> [Supplied records]:
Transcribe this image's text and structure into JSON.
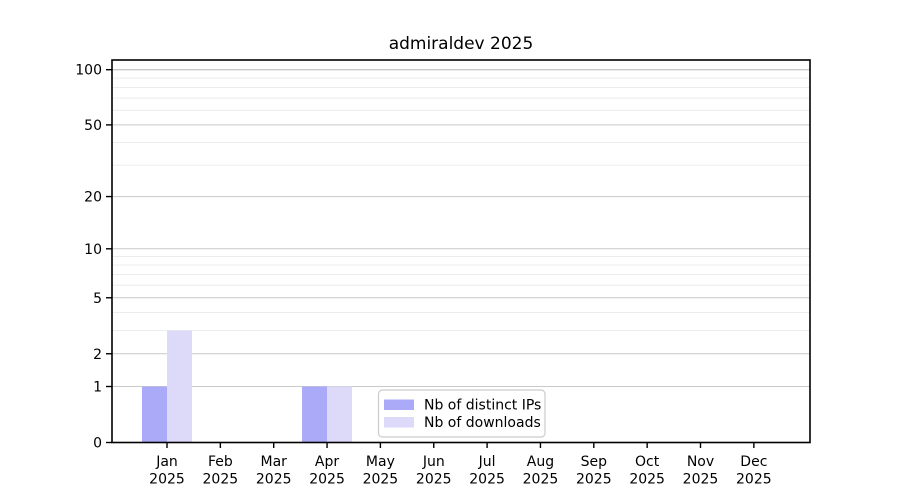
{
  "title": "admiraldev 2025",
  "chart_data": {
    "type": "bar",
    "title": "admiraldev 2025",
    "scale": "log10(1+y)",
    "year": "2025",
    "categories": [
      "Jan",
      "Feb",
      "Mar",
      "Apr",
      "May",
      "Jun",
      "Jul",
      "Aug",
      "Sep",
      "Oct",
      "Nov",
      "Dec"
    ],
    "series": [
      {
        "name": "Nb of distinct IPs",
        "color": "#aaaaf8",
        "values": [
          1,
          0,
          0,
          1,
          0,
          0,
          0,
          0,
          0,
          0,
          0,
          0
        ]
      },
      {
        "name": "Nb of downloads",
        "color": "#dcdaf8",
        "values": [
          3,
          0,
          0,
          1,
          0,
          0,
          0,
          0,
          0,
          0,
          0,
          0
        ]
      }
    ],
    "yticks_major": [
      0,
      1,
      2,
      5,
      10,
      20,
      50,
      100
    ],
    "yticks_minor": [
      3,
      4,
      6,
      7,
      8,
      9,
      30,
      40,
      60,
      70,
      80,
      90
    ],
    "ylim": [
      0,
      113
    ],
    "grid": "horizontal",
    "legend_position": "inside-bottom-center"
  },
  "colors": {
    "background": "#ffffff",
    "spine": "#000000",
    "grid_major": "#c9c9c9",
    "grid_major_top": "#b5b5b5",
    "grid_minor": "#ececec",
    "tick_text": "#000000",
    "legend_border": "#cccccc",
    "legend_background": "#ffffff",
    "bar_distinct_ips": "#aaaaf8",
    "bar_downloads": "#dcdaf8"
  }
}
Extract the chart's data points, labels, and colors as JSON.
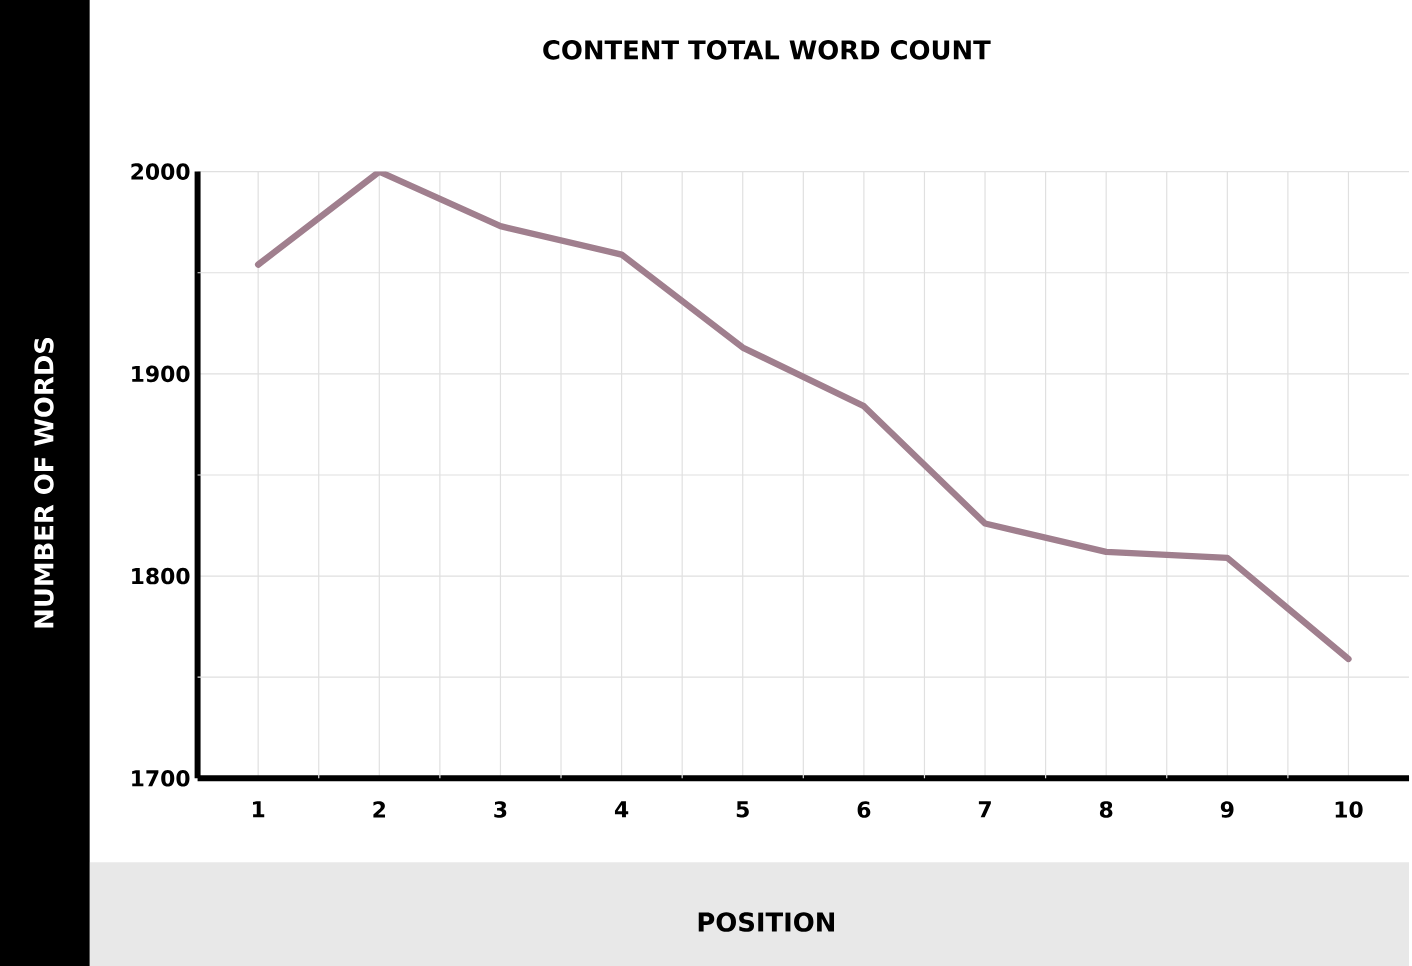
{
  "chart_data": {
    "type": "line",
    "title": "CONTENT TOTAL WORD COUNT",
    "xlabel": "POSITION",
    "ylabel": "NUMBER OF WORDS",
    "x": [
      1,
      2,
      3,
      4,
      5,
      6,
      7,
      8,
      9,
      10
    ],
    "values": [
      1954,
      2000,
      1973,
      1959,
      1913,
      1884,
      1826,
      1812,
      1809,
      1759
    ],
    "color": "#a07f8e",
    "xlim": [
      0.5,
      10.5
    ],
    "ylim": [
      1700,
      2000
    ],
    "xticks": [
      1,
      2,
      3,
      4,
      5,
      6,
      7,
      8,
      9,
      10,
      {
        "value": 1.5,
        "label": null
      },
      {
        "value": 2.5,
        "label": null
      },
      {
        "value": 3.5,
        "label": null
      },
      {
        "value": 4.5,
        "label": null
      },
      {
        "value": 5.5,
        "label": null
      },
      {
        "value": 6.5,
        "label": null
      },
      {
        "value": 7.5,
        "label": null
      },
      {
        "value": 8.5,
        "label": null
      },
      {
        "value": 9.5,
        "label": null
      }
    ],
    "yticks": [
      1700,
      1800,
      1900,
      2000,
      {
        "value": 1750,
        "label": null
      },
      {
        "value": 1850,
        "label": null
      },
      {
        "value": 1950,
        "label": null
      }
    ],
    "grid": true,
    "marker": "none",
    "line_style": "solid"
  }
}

...

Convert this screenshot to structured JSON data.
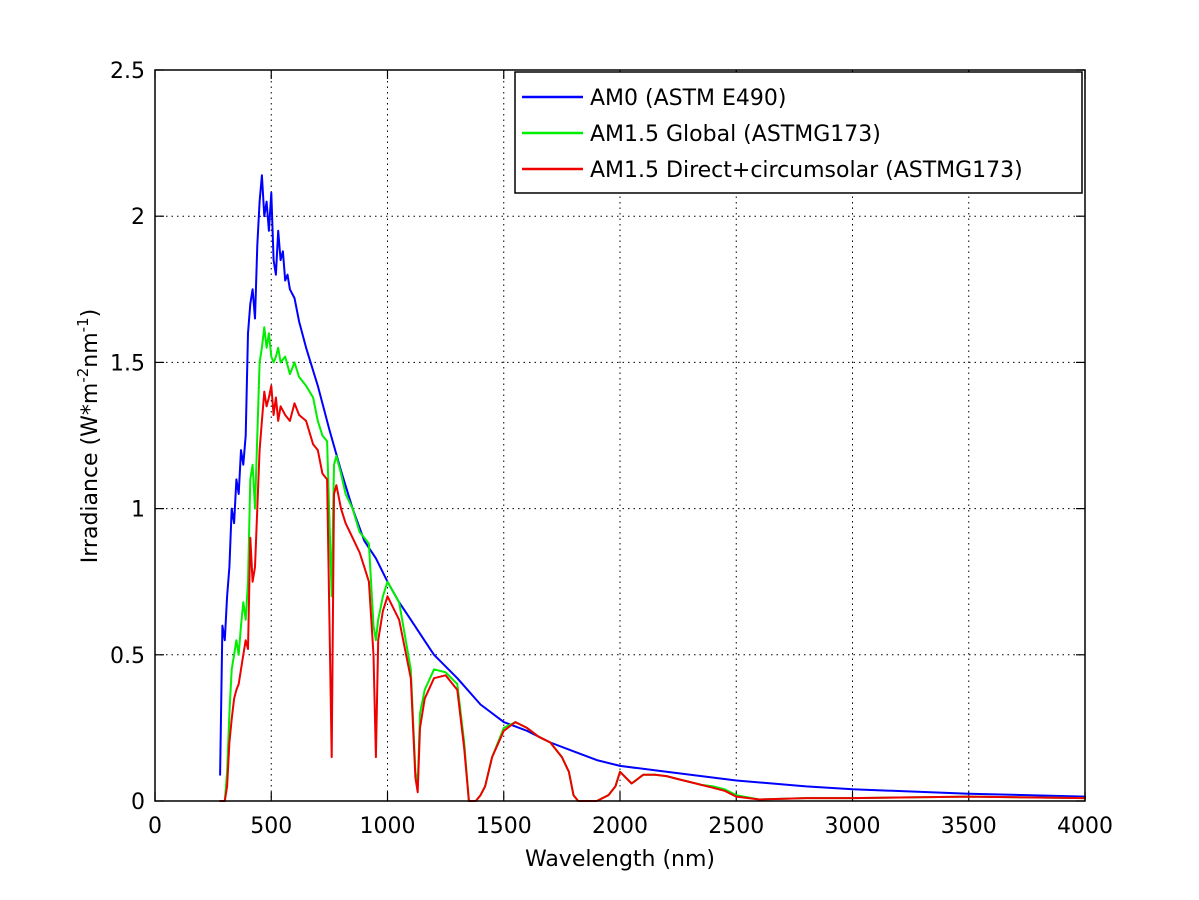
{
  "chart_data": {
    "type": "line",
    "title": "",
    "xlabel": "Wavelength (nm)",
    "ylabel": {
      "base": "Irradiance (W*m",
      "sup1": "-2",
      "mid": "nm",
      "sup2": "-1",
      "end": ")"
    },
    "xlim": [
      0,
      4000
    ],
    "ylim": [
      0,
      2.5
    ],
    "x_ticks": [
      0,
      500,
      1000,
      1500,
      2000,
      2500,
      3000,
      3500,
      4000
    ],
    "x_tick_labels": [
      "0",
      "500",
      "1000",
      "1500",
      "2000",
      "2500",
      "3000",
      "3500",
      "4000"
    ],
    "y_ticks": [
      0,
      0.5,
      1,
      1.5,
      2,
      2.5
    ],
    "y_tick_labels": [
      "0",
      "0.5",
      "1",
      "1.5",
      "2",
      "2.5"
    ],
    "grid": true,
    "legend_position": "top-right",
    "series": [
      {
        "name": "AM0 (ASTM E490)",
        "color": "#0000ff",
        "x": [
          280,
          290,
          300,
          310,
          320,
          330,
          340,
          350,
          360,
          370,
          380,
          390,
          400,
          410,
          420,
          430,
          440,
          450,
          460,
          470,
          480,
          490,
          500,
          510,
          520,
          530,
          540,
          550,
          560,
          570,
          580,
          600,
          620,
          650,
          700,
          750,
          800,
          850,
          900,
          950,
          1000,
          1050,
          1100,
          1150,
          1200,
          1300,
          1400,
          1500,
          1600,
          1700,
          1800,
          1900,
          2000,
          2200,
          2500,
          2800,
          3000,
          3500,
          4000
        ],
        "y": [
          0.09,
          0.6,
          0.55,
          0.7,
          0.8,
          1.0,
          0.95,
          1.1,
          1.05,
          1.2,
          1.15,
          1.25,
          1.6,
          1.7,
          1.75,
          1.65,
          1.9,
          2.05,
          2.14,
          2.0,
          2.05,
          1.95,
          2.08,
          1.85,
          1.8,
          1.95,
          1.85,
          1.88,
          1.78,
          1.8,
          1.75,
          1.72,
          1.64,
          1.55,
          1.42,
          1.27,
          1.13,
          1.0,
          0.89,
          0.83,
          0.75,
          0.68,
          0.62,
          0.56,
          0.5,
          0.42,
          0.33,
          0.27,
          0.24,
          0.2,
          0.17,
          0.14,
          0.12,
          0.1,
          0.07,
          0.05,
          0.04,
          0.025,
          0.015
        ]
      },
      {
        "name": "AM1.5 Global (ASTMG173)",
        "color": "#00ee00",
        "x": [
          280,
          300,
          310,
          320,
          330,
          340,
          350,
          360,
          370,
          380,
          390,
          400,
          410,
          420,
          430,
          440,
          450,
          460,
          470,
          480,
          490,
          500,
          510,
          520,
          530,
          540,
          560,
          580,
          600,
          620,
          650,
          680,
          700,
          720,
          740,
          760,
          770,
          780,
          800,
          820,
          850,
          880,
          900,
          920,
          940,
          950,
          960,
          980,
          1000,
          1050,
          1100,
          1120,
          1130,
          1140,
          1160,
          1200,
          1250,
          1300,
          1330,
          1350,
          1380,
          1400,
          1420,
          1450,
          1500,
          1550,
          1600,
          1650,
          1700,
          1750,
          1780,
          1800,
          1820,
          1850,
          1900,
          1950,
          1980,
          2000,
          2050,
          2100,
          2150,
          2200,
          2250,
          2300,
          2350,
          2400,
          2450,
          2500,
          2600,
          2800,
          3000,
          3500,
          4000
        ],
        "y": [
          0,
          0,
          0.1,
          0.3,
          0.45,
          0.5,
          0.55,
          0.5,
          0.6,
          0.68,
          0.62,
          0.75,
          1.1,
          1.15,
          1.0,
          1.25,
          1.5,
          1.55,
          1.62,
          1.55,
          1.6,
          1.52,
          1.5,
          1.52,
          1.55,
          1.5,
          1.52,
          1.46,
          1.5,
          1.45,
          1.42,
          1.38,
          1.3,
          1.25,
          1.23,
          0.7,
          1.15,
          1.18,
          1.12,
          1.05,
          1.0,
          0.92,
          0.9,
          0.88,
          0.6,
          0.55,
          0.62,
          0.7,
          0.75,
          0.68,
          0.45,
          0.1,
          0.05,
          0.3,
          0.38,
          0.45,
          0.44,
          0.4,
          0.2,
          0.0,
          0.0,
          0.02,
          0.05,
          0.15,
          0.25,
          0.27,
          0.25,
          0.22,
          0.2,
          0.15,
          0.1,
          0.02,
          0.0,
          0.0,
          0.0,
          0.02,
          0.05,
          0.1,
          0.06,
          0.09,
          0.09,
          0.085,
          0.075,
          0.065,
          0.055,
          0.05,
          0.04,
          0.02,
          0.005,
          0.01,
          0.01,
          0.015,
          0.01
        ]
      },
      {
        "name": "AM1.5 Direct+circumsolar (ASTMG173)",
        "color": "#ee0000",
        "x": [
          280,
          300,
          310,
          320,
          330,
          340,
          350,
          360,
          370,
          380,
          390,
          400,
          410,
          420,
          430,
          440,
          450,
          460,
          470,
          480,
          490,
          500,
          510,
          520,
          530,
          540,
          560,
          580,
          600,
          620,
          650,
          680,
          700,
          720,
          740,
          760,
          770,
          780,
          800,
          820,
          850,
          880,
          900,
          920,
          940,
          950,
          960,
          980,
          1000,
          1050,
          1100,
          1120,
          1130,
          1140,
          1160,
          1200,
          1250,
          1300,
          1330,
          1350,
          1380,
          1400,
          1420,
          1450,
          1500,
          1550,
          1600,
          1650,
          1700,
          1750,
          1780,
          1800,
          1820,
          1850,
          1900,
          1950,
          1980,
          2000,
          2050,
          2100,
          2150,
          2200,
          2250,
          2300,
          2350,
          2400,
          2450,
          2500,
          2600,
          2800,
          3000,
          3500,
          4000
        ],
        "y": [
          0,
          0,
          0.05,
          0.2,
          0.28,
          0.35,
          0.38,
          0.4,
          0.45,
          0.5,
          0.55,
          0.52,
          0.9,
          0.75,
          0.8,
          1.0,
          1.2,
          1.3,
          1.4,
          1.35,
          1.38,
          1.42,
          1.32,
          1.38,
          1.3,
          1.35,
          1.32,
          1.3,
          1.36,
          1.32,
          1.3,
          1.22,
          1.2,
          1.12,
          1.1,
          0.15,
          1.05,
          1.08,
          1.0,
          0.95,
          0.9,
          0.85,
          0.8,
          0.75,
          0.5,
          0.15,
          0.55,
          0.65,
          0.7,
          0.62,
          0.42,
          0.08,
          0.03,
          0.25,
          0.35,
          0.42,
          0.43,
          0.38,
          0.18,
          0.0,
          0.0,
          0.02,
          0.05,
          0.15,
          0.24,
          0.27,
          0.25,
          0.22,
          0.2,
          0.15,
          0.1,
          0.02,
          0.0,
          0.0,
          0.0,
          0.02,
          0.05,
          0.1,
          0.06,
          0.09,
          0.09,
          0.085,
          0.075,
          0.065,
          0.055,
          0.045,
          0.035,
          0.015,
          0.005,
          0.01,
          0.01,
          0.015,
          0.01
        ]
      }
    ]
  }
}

--

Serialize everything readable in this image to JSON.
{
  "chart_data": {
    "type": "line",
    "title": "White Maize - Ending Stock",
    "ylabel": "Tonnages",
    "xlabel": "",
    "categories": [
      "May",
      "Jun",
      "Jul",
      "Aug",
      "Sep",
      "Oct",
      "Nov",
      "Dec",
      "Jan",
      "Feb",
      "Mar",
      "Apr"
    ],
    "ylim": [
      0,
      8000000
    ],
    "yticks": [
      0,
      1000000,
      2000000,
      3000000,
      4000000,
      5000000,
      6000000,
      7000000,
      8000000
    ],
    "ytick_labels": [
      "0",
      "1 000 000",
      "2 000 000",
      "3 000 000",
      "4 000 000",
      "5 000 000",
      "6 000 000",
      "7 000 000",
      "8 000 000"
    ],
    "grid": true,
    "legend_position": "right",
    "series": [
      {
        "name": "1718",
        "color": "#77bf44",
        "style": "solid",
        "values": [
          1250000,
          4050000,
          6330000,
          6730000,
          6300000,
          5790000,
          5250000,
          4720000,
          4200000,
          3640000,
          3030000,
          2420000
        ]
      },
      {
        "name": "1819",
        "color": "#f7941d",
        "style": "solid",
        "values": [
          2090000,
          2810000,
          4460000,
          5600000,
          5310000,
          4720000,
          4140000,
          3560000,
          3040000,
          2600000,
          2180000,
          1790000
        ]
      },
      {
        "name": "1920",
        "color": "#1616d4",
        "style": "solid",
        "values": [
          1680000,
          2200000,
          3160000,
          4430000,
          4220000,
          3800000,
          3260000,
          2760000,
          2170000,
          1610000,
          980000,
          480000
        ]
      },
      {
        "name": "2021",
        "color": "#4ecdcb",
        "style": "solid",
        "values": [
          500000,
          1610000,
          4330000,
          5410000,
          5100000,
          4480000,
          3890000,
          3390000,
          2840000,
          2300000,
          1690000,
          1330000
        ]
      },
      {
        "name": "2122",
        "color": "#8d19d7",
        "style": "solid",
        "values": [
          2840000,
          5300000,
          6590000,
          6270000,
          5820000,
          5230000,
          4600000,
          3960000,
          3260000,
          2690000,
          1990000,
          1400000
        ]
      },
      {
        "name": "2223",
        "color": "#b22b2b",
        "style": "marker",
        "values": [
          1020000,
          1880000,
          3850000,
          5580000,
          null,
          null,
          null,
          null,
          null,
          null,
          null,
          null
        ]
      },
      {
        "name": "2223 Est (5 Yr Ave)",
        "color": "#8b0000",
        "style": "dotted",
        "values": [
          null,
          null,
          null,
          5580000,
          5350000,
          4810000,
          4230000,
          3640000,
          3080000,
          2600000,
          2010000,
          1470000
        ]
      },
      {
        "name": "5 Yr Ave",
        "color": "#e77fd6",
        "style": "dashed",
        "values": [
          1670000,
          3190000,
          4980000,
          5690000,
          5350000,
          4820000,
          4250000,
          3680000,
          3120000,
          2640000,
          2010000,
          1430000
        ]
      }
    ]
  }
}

> [Your goal]:
Among the lines of the data above, determine how many contain the word "ffffff". Report the number alone.

> [Finished task]:
2